◆ **Data records**
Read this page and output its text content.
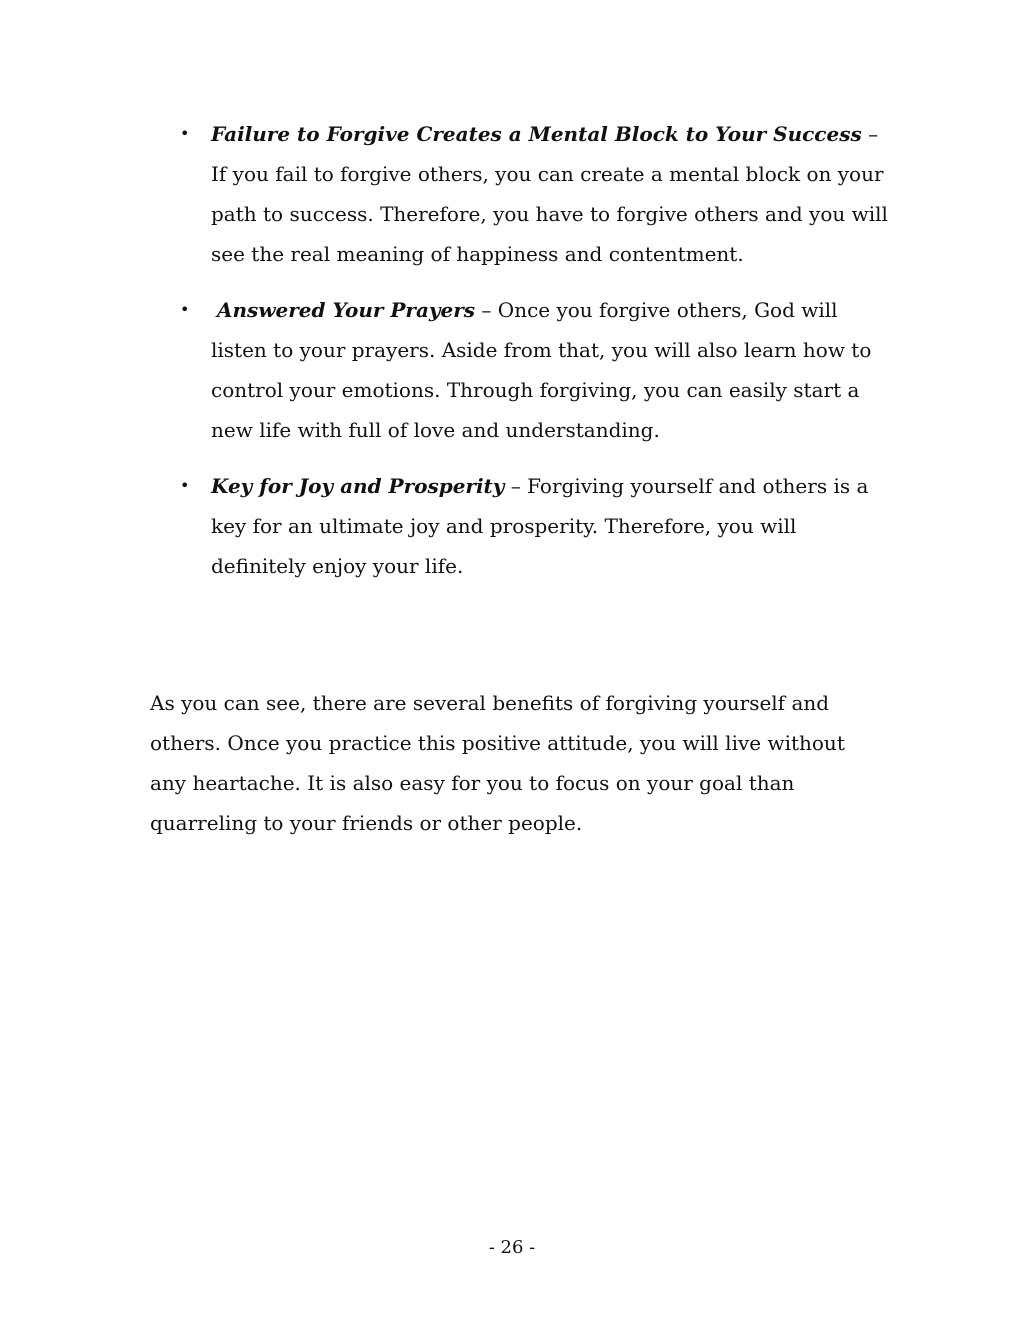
• Failure to Forgive Creates a Mental Block to Your Success – If you fail to forgive others, you can create a mental block on your path to success. Therefore, you have to forgive others and you will see the real meaning of happiness and contentment.
• Answered Your Prayers – Once you forgive others, God will listen to your prayers. Aside from that, you will also learn how to control your emotions. Through forgiving, you can easily start a new life with full of love and understanding.
• Key for Joy and Prosperity – Forgiving yourself and others is a key for an ultimate joy and prosperity. Therefore, you will definitely enjoy your life.

As you can see, there are several benefits of forgiving yourself and others. Once you practice this positive attitude, you will live without any heartache. It is also easy for you to focus on your goal than quarreling to your friends or other people.

- 26 -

◆ **Objective**
Identify how many lines in the entries above contain the word "life" and provide only that figure.

◆ **Answer in full**
2